**Task:** Word for word, give the material below again, minus any images.

**Record set:**
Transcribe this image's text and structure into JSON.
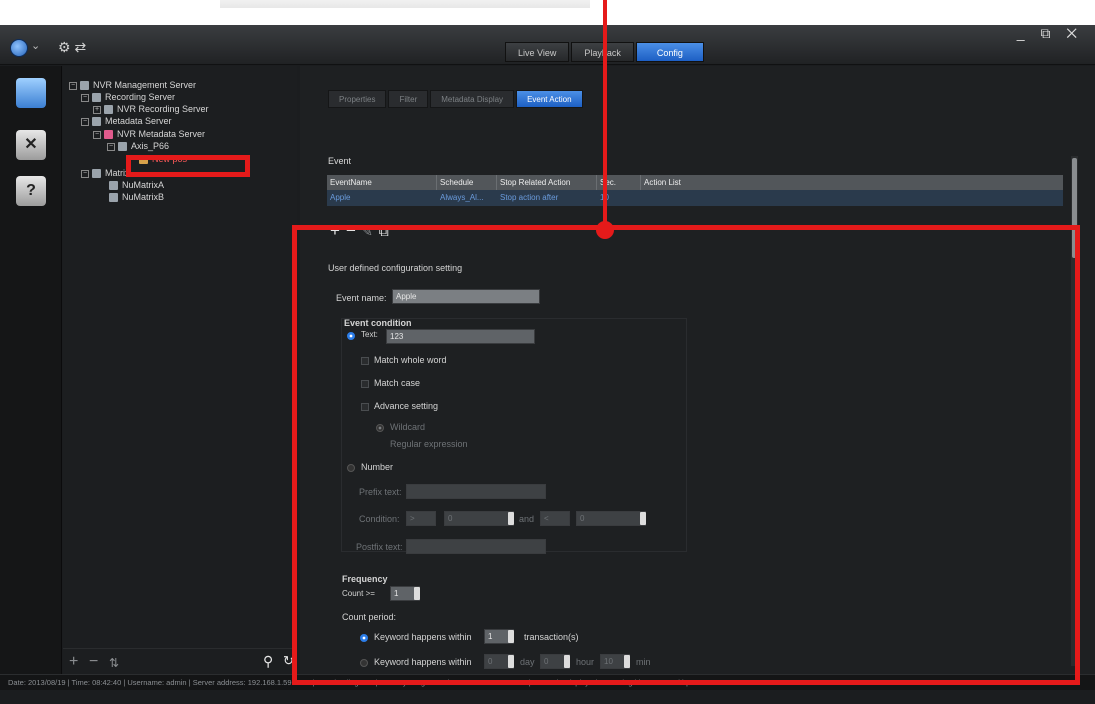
{
  "topbar": {
    "tabs": [
      "Live View",
      "Playback",
      "Config"
    ],
    "active_tab": "Config",
    "window_controls": "_ ⧉ ✕"
  },
  "tree": {
    "nodes": [
      {
        "label": "NVR Management Server"
      },
      {
        "label": "Recording Server"
      },
      {
        "label": "NVR Recording Server"
      },
      {
        "label": "Metadata Server"
      },
      {
        "label": "NVR Metadata Server"
      },
      {
        "label": "Axis_P66"
      },
      {
        "label": "New pos"
      },
      {
        "label": "Matrix"
      },
      {
        "label": "NuMatrixA"
      },
      {
        "label": "NuMatrixB"
      }
    ]
  },
  "subtabs": [
    "Properties",
    "Filter",
    "Metadata Display",
    "Event Action"
  ],
  "event_section": {
    "title": "Event",
    "columns": [
      "EventName",
      "Schedule",
      "Stop Related Action",
      "Sec.",
      "Action List"
    ],
    "rows": [
      {
        "name": "Apple",
        "schedule": "Always_Al...",
        "stop_action": "Stop action after",
        "sec": "10",
        "action_list": ""
      }
    ]
  },
  "config": {
    "title": "User defined configuration setting",
    "event_name_label": "Event name:",
    "event_name_value": "Apple",
    "event_condition_label": "Event condition",
    "text_label": "Text:",
    "text_value": "123",
    "match_whole_word": "Match whole word",
    "match_case": "Match case",
    "advance_setting": "Advance setting",
    "wildcard": "Wildcard",
    "regular_expression": "Regular expression",
    "number_label": "Number",
    "prefix_label": "Prefix text:",
    "condition_label": "Condition:",
    "condition_op1": ">",
    "condition_val1": "0",
    "and_label": "and",
    "condition_op2": "<",
    "condition_val2": "0",
    "postfix_label": "Postfix text:",
    "frequency_label": "Frequency",
    "count_label": "Count >=",
    "count_value": "1",
    "count_period_label": "Count period:",
    "kw1_label": "Keyword happens within",
    "kw1_value": "1",
    "kw1_unit": "transaction(s)",
    "kw2_label": "Keyword happens within",
    "kw2_day_value": "0",
    "kw2_day_unit": "day",
    "kw2_hour_value": "0",
    "kw2_hour_unit": "hour",
    "kw2_min_value": "10",
    "kw2_min_unit": "min"
  },
  "status_bar": "Date: 2013/08/19 | Time: 08:42:40 | Username: admin | Server address: 192.168.1.59:5250 | CPU loading: 0% | Memory usage: Total 8128MB Free 7171MB | Network: Displayed streaming bit rate: 0.00 kbps",
  "colors": {
    "annotation_red": "#e51a1a",
    "accent_blue": "#2c7de8"
  }
}
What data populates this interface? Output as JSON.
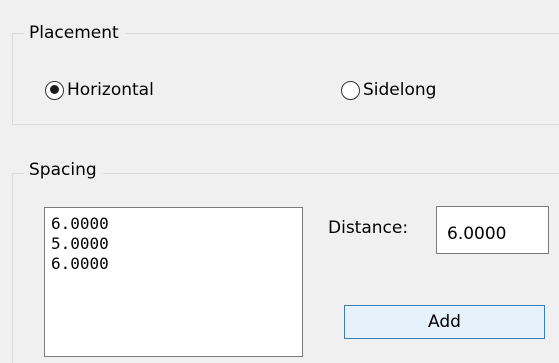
{
  "placement": {
    "title": "Placement",
    "options": [
      {
        "label": "Horizontal",
        "checked": true
      },
      {
        "label": "Sidelong",
        "checked": false
      }
    ]
  },
  "spacing": {
    "title": "Spacing",
    "list_items": [
      "6.0000",
      "5.0000",
      "6.0000"
    ],
    "distance_label": "Distance:",
    "distance_value": "6.0000",
    "add_label": "Add"
  }
}
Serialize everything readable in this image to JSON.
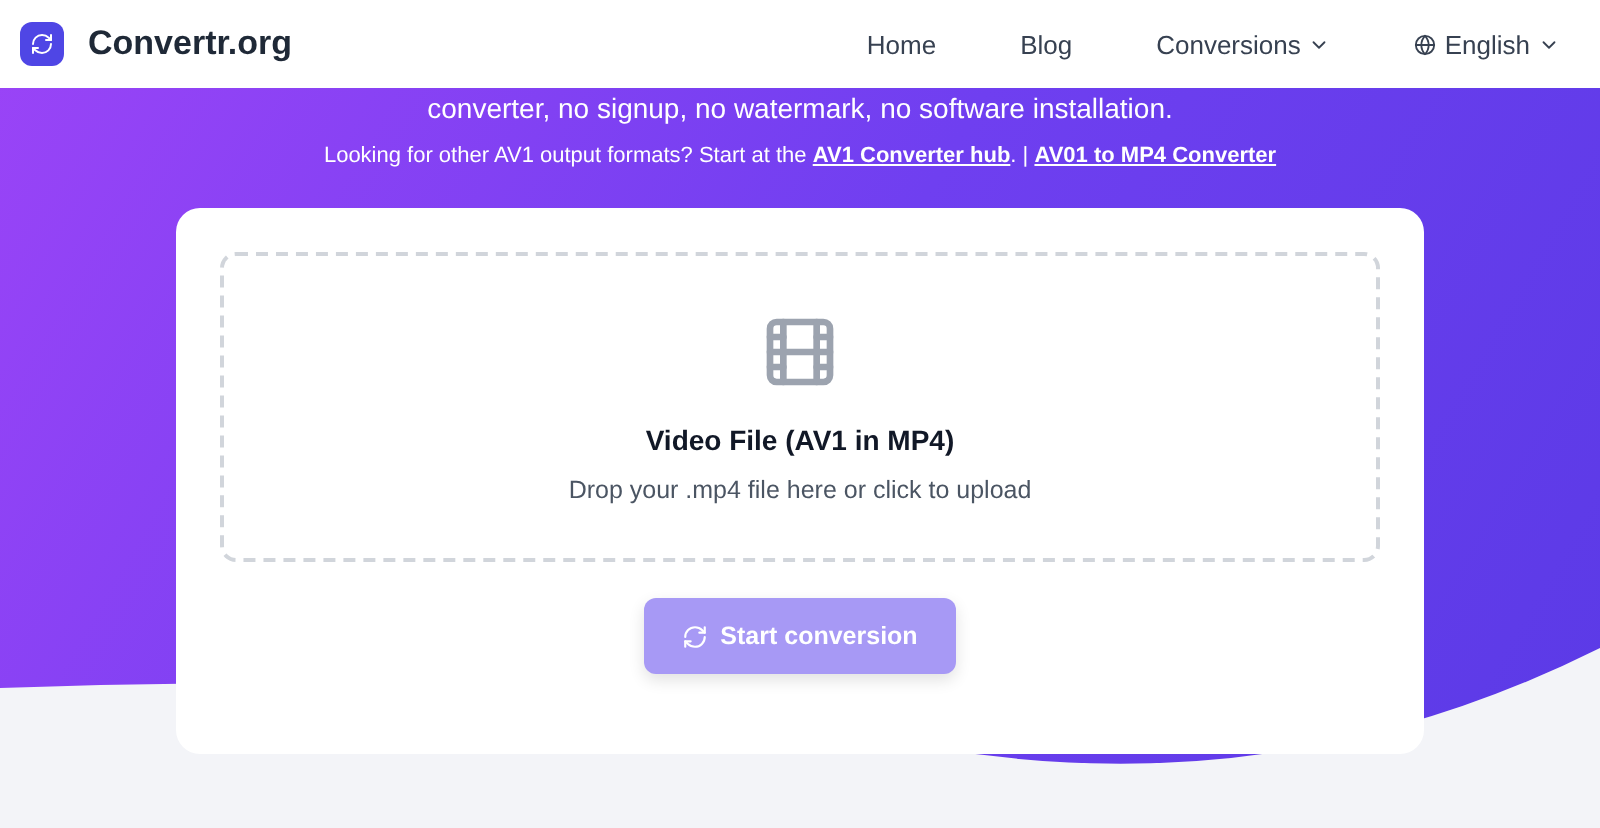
{
  "header": {
    "logo_text": "Convertr.org",
    "nav": [
      {
        "label": "Home",
        "kind": "link"
      },
      {
        "label": "Blog",
        "kind": "link"
      },
      {
        "label": "Conversions",
        "kind": "dropdown"
      },
      {
        "label": "English",
        "kind": "language"
      }
    ]
  },
  "hero": {
    "tagline": "converter, no signup, no watermark, no software installation.",
    "links_intro": "Looking for other AV1 output formats? Start at the",
    "links": [
      "AV1 Converter hub",
      "AV01 to MP4 Converter"
    ],
    "period": ".",
    "separator": "|"
  },
  "upload": {
    "title": "Video File (AV1 in MP4)",
    "hint": "Drop your .mp4 file here or click to upload"
  },
  "start_button": {
    "label": "Start conversion",
    "disabled": true
  }
}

**Exercise response:**
Transcribe this image's text and structure into JSON.
{
  "topbar": {
    "tabs": [
      "Live View",
      "Playback",
      "Config"
    ],
    "active_tab": "Config",
    "window_controls": "_ ⧉ ✕"
  },
  "tree": {
    "nodes": [
      {
        "label": "NVR Management Server"
      },
      {
        "label": "Recording Server"
      },
      {
        "label": "NVR Recording Server"
      },
      {
        "label": "Metadata Server"
      },
      {
        "label": "NVR Metadata Server"
      },
      {
        "label": "Axis_P66"
      },
      {
        "label": "New pos"
      },
      {
        "label": "Matrix"
      },
      {
        "label": "NuMatrixA"
      },
      {
        "label": "NuMatrixB"
      }
    ]
  },
  "subtabs": [
    "Properties",
    "Filter",
    "Metadata Display",
    "Event Action"
  ],
  "event_section": {
    "title": "Event",
    "columns": [
      "EventName",
      "Schedule",
      "Stop Related Action",
      "Sec.",
      "Action List"
    ],
    "rows": [
      {
        "name": "Apple",
        "schedule": "Always_Al...",
        "stop_action": "Stop action after",
        "sec": "10",
        "action_list": ""
      }
    ]
  },
  "config": {
    "title": "User defined configuration setting",
    "event_name_label": "Event name:",
    "event_name_value": "Apple",
    "event_condition_label": "Event condition",
    "text_label": "Text:",
    "text_value": "123",
    "match_whole_word": "Match whole word",
    "match_case": "Match case",
    "advance_setting": "Advance setting",
    "wildcard": "Wildcard",
    "regular_expression": "Regular expression",
    "number_label": "Number",
    "prefix_label": "Prefix text:",
    "condition_label": "Condition:",
    "condition_op1": ">",
    "condition_val1": "0",
    "and_label": "and",
    "condition_op2": "<",
    "condition_val2": "0",
    "postfix_label": "Postfix text:",
    "frequency_label": "Frequency",
    "count_label": "Count >=",
    "count_value": "1",
    "count_period_label": "Count period:",
    "kw1_label": "Keyword happens within",
    "kw1_value": "1",
    "kw1_unit": "transaction(s)",
    "kw2_label": "Keyword happens within",
    "kw2_day_value": "0",
    "kw2_day_unit": "day",
    "kw2_hour_value": "0",
    "kw2_hour_unit": "hour",
    "kw2_min_value": "10",
    "kw2_min_unit": "min"
  },
  "status_bar": "Date: 2013/08/19 | Time: 08:42:40 | Username: admin | Server address: 192.168.1.59:5250 | CPU loading: 0% | Memory usage: Total 8128MB Free 7171MB | Network: Displayed streaming bit rate: 0.00 kbps",
  "colors": {
    "annotation_red": "#e51a1a",
    "accent_blue": "#2c7de8"
  }
}
What data populates this interface? Output as JSON.
{
  "placement": {
    "title": "Placement",
    "options": [
      {
        "label": "Horizontal",
        "checked": true
      },
      {
        "label": "Sidelong",
        "checked": false
      }
    ]
  },
  "spacing": {
    "title": "Spacing",
    "list_items": [
      "6.0000",
      "5.0000",
      "6.0000"
    ],
    "distance_label": "Distance:",
    "distance_value": "6.0000",
    "add_label": "Add"
  }
}
Serialize everything readable in this image to JSON.
{
  "header": {
    "logo_text": "Convertr.org",
    "nav": [
      {
        "label": "Home",
        "kind": "link"
      },
      {
        "label": "Blog",
        "kind": "link"
      },
      {
        "label": "Conversions",
        "kind": "dropdown"
      },
      {
        "label": "English",
        "kind": "language"
      }
    ]
  },
  "hero": {
    "tagline": "converter, no signup, no watermark, no software installation.",
    "links_intro": "Looking for other AV1 output formats? Start at the",
    "links": [
      "AV1 Converter hub",
      "AV01 to MP4 Converter"
    ],
    "period": ".",
    "separator": "|"
  },
  "upload": {
    "title": "Video File (AV1 in MP4)",
    "hint": "Drop your .mp4 file here or click to upload"
  },
  "start_button": {
    "label": "Start conversion",
    "disabled": true
  }
}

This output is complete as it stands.